[EXERCISE OBJECTIVE]:
Wherever a line holds the string "data", copy that line.

[THE RECORDS]:

__________

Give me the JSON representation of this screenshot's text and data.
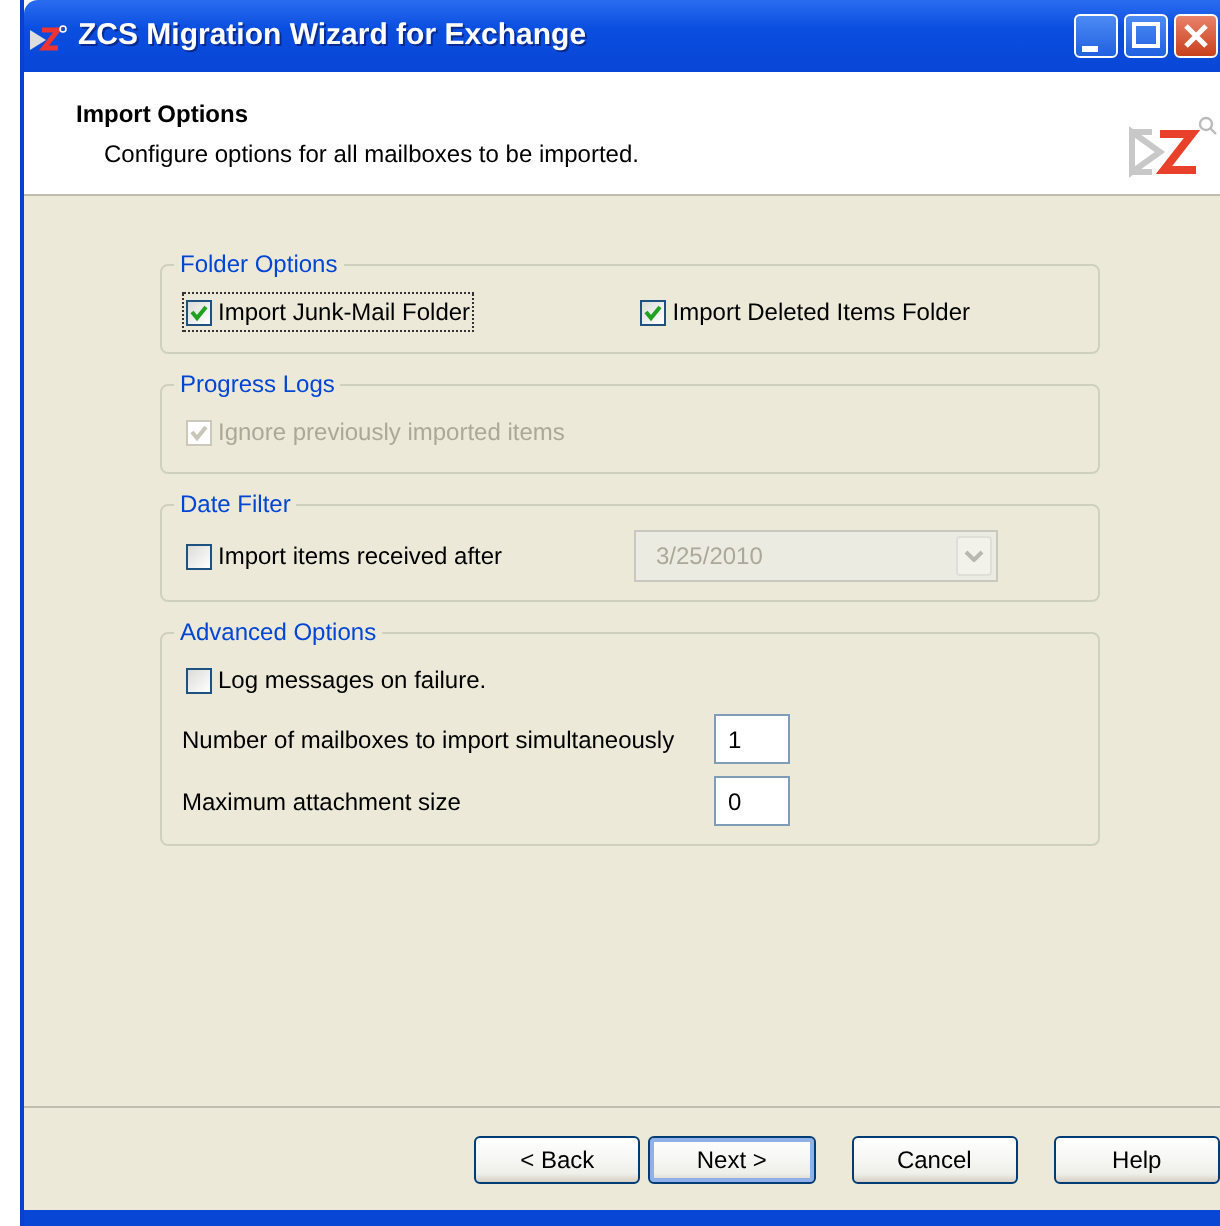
{
  "window": {
    "title": "ZCS Migration Wizard for Exchange"
  },
  "header": {
    "title": "Import Options",
    "subtitle": "Configure options for all mailboxes to be imported."
  },
  "groups": [
    {
      "legend": "Folder Options",
      "rows": [
        [
          {
            "kind": "checkbox",
            "label": "Import Junk-Mail Folder",
            "checked": true,
            "disabled": false,
            "focused": true
          },
          {
            "kind": "checkbox",
            "label": "Import Deleted Items Folder",
            "checked": true,
            "disabled": false,
            "focused": false
          }
        ]
      ]
    },
    {
      "legend": "Progress Logs",
      "rows": [
        [
          {
            "kind": "checkbox",
            "label": "Ignore previously imported items",
            "checked": true,
            "disabled": true,
            "focused": false
          }
        ]
      ]
    },
    {
      "legend": "Date Filter",
      "rows": [
        [
          {
            "kind": "checkbox",
            "label": "Import items received after",
            "checked": false,
            "disabled": false,
            "focused": false
          },
          {
            "kind": "date",
            "value": "3/25/2010",
            "disabled": true
          }
        ]
      ]
    },
    {
      "legend": "Advanced Options",
      "rows": [
        [
          {
            "kind": "checkbox",
            "label": "Log messages on failure.",
            "checked": false,
            "disabled": false,
            "focused": false
          }
        ],
        [
          {
            "kind": "number",
            "label": "Number of mailboxes to import simultaneously",
            "value": "1"
          }
        ],
        [
          {
            "kind": "number",
            "label": "Maximum attachment size",
            "value": "0"
          }
        ]
      ]
    }
  ],
  "buttons": [
    {
      "label": "< Back",
      "default": false
    },
    {
      "label": "Next >",
      "default": true
    },
    {
      "label": "Cancel",
      "default": false
    },
    {
      "label": "Help",
      "default": false
    }
  ]
}
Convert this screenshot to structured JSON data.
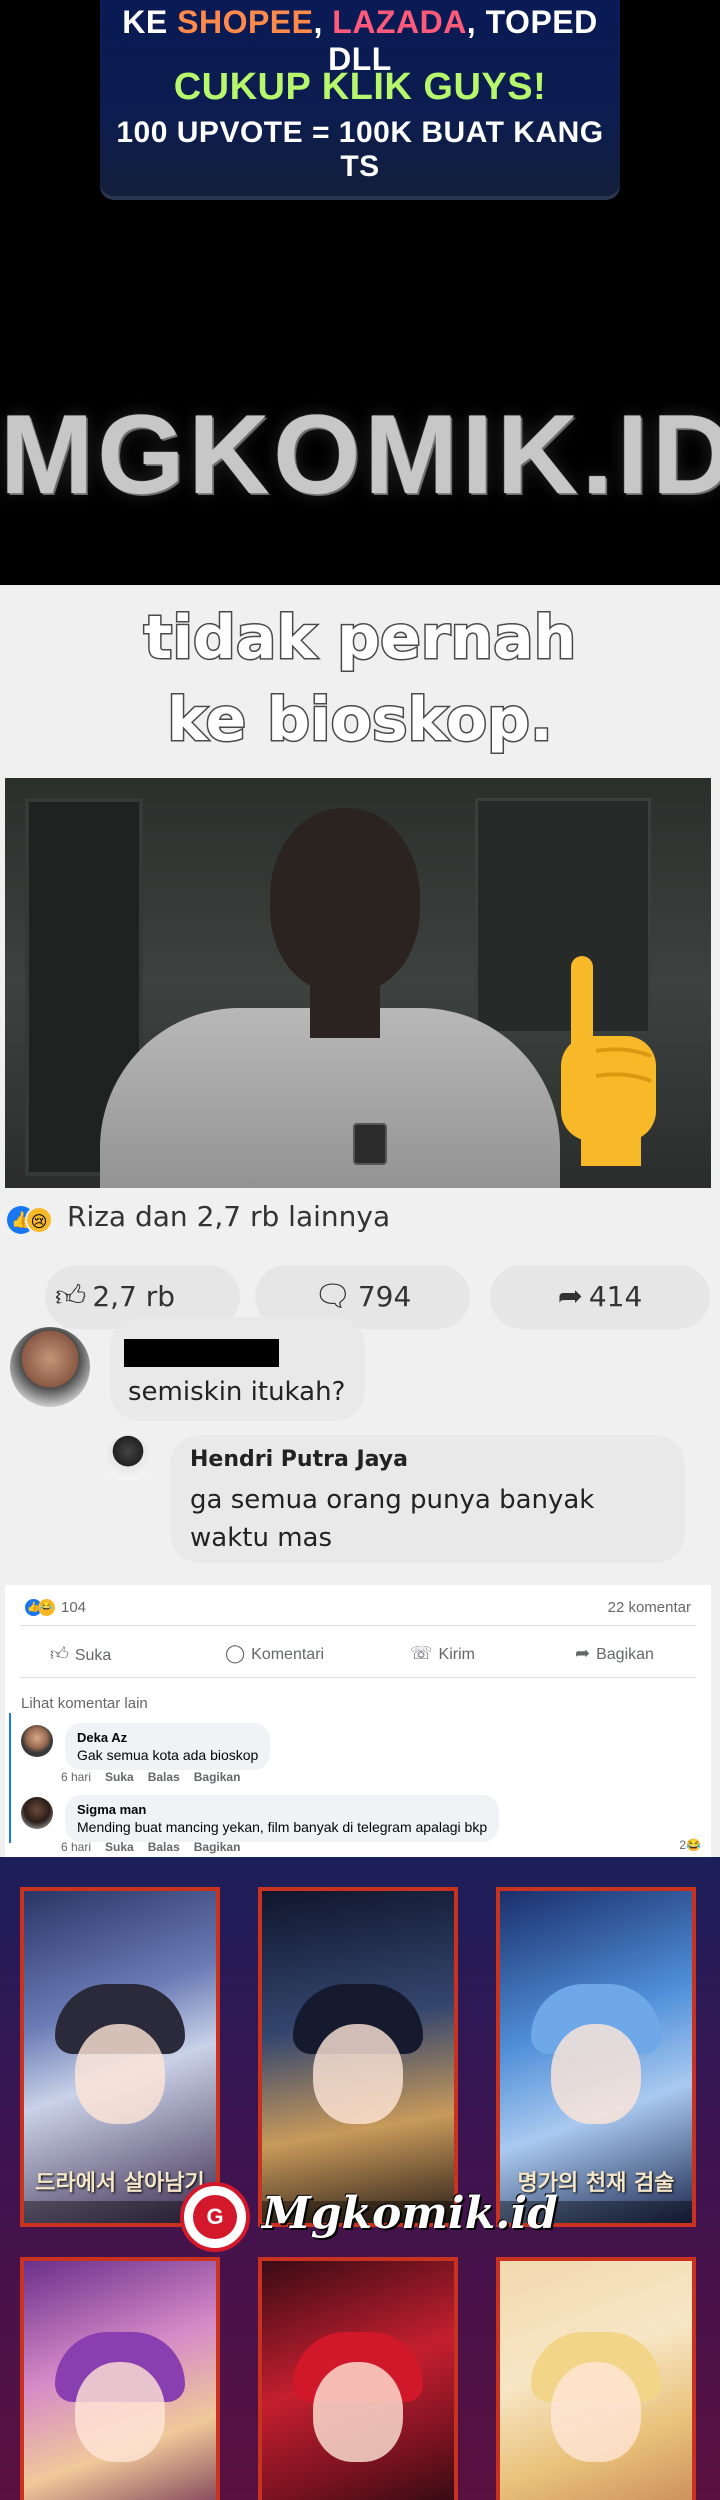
{
  "promo": {
    "line1_prefix": "KE ",
    "shopee": "SHOPEE",
    "comma1": ", ",
    "lazada": "LAZADA",
    "comma2": ", ",
    "toped": "TOPED DLL",
    "line2": "CUKUP KLIK GUYS!",
    "line3": "100 UPVOTE = 100K BUAT KANG TS",
    "site_logo": "MGKOMIK.ID"
  },
  "meme": {
    "caption_line1": "tidak pernah",
    "caption_line2": "ke bioskop.",
    "reactions_text": "Riza dan 2,7 rb lainnya",
    "like_count": "2,7 rb",
    "comment_count": "794",
    "share_count": "414",
    "comment_a_text": "semiskin itukah?",
    "comment_b_name": "Hendri Putra Jaya",
    "comment_b_text": "ga semua orang punya banyak waktu mas"
  },
  "fb": {
    "reaction_count": "104",
    "comment_count": "22 komentar",
    "actions": {
      "like": "Suka",
      "comment": "Komentari",
      "send": "Kirim",
      "share": "Bagikan"
    },
    "more_comments": "Lihat komentar lain",
    "comments": [
      {
        "name": "Deka Az",
        "text": "Gak semua kota ada bioskop",
        "time": "6 hari",
        "like": "Suka",
        "reply": "Balas",
        "share": "Bagikan"
      },
      {
        "name": "Sigma man",
        "text": "Mending buat mancing yekan, film banyak di telegram apalagi bkp",
        "time": "6 hari",
        "like": "Suka",
        "reply": "Balas",
        "share": "Bagikan",
        "reaction_count": "2"
      }
    ]
  },
  "grid": {
    "brand_text": "Mgkomik.id",
    "cover1_title": "드라에서 살아남기",
    "cover3_title": "명가의 천재 검술",
    "colors": {
      "border": "#c8321e",
      "brand_red": "#d3182b"
    }
  }
}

__________

[SOLUTION FOR THIS PROBLEM]:
Give me the JSON representation of this screenshot's text and data.
Convert this screenshot to structured JSON data.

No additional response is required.